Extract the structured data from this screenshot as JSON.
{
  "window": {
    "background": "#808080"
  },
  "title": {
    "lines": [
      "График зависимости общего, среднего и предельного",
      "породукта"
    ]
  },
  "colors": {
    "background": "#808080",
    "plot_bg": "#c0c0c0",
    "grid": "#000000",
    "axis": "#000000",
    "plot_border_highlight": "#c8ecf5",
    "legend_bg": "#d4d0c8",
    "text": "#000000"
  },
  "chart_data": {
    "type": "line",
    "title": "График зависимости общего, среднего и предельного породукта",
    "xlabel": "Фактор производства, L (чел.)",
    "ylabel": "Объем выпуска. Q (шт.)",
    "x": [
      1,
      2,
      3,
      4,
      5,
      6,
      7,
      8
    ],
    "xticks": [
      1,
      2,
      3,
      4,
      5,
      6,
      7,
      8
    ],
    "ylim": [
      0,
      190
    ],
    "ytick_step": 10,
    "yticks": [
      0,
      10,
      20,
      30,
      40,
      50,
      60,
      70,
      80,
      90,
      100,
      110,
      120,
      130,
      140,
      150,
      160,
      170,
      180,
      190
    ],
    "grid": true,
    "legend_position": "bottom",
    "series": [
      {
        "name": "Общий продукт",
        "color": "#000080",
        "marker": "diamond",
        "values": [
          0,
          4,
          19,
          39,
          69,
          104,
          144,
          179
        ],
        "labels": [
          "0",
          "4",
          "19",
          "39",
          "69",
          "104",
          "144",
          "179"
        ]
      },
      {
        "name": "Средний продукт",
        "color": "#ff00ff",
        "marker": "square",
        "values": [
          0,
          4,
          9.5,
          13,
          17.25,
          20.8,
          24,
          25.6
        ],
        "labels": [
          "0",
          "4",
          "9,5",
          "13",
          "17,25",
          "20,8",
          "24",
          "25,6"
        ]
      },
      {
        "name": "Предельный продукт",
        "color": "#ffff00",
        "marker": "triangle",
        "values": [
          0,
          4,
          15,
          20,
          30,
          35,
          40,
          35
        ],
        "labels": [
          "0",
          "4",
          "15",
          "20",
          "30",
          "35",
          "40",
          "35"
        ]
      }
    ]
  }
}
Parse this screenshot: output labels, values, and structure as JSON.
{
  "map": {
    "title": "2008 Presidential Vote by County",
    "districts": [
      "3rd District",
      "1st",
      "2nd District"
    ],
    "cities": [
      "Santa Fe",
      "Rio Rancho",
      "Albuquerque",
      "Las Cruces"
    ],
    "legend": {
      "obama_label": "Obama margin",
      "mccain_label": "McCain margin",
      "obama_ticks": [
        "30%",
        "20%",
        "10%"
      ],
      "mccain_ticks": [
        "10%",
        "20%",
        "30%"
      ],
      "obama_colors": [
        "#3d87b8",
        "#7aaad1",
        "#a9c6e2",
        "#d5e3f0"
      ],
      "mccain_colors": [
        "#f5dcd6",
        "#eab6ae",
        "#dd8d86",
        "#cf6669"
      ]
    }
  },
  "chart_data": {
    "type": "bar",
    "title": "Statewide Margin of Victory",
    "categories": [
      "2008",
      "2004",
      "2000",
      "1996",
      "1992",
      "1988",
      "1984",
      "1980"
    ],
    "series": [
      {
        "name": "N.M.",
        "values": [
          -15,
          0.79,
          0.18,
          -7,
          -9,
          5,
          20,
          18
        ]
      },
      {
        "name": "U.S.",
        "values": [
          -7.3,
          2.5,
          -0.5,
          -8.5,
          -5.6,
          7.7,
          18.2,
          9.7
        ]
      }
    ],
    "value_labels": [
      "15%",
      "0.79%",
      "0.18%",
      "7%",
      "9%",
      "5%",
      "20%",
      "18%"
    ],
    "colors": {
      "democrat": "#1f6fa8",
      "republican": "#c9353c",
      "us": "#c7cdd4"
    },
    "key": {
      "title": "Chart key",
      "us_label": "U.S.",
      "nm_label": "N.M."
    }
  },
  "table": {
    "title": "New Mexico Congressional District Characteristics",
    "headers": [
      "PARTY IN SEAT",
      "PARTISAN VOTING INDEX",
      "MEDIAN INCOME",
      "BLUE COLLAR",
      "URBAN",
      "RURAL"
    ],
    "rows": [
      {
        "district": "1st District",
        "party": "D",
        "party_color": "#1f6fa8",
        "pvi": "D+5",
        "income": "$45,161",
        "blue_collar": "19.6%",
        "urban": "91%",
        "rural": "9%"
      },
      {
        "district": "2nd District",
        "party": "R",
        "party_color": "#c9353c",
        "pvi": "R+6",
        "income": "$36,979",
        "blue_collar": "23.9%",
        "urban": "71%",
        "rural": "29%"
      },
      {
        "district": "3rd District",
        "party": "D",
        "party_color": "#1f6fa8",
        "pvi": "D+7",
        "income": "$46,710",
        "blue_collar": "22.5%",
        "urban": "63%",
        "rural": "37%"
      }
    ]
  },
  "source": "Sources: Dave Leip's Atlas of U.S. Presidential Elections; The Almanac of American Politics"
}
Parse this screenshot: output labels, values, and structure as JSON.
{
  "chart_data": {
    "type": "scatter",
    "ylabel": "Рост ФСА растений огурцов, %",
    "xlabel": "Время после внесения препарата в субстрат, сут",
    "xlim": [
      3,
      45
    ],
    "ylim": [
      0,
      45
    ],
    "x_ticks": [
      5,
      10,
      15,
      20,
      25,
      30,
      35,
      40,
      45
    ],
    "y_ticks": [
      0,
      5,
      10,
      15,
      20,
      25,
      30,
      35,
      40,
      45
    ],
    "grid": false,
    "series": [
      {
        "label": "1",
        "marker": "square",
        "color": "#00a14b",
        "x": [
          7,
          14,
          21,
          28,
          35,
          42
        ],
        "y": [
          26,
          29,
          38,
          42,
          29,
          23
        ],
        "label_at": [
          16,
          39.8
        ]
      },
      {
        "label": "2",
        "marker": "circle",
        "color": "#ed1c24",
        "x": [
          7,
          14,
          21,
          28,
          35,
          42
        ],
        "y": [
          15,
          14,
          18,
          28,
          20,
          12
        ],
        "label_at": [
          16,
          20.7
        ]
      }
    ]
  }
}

########

Report how many lines include the word "породукта". Give nothing but the number.

# Result of the task
2